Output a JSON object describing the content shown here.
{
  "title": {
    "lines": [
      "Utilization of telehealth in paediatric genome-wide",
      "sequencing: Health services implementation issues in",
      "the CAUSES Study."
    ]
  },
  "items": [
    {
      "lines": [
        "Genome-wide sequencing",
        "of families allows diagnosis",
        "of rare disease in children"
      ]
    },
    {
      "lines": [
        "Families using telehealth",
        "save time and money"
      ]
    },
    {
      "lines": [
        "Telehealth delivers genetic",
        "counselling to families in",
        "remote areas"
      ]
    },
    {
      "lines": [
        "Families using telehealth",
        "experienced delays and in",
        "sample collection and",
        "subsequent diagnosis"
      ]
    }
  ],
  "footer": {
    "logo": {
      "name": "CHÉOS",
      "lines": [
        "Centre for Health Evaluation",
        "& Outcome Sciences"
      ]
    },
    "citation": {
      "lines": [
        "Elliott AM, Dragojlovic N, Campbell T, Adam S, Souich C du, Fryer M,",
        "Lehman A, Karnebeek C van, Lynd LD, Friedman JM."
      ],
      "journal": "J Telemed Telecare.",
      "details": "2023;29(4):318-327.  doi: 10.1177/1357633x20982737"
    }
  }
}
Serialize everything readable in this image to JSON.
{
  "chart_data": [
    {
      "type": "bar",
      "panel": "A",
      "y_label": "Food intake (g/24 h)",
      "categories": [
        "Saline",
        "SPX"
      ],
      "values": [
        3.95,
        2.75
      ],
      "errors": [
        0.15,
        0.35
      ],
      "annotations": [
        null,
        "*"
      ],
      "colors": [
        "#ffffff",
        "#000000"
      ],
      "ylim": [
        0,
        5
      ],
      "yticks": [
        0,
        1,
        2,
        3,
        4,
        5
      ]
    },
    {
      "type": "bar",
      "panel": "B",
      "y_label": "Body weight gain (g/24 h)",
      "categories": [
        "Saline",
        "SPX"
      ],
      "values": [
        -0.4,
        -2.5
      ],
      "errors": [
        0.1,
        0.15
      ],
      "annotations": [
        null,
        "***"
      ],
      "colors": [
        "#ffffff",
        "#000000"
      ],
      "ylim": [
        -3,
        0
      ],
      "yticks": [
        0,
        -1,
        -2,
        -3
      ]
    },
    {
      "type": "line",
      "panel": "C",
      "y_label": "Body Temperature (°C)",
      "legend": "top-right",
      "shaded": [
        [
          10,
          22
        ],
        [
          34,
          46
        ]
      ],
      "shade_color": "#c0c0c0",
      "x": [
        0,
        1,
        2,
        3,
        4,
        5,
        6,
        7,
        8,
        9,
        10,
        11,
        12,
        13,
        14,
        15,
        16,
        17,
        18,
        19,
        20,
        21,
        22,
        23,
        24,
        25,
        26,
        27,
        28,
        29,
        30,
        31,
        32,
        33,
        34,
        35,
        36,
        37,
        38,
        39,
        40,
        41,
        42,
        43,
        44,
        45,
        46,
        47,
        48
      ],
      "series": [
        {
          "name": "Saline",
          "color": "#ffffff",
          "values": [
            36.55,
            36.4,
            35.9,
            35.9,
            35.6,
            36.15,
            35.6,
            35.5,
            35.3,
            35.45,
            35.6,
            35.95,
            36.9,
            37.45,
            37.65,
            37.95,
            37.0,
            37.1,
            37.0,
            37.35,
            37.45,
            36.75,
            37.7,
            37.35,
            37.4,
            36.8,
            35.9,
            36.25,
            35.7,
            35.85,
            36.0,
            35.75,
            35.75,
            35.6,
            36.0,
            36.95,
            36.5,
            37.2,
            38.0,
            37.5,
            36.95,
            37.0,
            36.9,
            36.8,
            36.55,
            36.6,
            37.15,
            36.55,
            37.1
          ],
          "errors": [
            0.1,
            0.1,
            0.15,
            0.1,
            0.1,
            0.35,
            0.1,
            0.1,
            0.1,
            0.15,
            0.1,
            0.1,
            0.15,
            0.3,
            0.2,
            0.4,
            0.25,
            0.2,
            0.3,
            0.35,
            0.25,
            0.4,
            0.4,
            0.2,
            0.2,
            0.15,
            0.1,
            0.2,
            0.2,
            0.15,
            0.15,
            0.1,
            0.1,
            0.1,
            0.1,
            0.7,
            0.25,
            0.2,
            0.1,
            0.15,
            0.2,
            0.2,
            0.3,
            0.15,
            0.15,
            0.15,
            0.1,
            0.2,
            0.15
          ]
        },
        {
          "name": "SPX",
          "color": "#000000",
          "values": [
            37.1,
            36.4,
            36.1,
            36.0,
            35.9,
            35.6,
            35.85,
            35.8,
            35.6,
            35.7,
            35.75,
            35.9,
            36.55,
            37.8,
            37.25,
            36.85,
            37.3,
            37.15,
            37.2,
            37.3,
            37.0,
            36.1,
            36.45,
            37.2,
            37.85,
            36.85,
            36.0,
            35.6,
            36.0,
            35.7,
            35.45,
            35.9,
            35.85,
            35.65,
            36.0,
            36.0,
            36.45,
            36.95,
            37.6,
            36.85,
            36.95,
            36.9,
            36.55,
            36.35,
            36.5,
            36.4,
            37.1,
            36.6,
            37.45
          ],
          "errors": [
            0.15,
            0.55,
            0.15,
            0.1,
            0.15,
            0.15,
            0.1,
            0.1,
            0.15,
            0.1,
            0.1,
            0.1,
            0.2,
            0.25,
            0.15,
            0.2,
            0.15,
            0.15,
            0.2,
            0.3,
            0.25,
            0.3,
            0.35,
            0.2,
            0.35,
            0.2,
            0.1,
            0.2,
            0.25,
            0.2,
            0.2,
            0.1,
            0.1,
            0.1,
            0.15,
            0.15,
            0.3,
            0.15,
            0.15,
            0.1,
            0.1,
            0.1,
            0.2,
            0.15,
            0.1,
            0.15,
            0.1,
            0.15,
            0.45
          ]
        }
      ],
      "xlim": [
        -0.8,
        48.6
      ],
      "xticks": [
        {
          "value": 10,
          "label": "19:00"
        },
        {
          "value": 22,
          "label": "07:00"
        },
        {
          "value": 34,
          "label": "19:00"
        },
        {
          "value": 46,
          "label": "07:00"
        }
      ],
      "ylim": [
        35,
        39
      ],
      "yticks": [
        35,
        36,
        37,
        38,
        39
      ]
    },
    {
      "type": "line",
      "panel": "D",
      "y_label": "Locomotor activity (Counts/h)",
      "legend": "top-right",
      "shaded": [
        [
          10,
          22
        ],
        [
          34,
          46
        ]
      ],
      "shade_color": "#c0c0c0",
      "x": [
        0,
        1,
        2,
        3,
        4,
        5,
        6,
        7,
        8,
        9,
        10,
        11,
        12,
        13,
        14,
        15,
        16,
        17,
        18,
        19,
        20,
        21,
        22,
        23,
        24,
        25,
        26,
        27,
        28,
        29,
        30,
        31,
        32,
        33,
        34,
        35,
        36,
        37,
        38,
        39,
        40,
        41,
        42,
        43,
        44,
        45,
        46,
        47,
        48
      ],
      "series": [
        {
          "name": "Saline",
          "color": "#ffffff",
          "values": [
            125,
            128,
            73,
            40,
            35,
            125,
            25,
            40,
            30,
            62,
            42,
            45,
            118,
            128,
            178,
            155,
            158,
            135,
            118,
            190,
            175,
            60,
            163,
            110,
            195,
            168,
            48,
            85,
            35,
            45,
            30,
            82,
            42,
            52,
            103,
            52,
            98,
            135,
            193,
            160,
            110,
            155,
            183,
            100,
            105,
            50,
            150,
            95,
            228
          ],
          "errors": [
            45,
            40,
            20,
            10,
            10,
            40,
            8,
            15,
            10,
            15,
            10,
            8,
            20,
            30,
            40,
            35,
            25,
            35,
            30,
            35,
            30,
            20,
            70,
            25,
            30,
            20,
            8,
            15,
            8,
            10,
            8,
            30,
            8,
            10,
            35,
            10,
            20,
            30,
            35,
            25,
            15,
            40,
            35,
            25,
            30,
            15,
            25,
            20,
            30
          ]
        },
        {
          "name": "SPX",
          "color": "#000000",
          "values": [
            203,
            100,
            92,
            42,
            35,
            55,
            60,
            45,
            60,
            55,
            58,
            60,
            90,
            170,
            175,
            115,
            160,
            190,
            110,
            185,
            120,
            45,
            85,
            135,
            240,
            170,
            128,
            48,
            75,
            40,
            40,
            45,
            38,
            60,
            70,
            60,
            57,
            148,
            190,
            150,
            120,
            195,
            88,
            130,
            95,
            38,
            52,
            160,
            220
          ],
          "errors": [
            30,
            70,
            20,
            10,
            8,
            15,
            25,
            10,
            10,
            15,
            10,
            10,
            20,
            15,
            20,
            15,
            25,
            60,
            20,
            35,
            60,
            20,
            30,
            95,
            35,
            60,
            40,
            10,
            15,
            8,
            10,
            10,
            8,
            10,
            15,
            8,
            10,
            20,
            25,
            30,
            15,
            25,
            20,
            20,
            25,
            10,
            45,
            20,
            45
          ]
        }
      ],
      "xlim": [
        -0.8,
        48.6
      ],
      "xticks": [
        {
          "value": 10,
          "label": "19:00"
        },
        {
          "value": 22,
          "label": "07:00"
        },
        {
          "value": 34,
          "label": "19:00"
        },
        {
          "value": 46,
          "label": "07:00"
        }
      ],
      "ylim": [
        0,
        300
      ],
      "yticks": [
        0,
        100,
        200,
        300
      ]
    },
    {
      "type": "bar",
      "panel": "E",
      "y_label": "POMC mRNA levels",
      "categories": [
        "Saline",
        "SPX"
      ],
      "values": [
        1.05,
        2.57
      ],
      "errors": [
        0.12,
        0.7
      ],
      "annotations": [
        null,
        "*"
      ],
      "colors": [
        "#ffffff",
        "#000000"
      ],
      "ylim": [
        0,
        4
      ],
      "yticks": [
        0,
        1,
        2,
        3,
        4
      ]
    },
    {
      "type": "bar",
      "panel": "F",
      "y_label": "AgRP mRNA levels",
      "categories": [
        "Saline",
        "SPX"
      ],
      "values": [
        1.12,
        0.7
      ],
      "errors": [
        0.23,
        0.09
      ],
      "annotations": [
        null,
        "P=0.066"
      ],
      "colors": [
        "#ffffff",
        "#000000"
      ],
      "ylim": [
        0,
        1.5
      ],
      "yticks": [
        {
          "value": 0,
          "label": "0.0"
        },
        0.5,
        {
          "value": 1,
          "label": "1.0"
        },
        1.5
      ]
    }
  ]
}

To do:
Every line above with the word "JSON" is to be copied out.

Solution:
Output a JSON object describing the content shown here.
Serialize everything readable in this image to JSON.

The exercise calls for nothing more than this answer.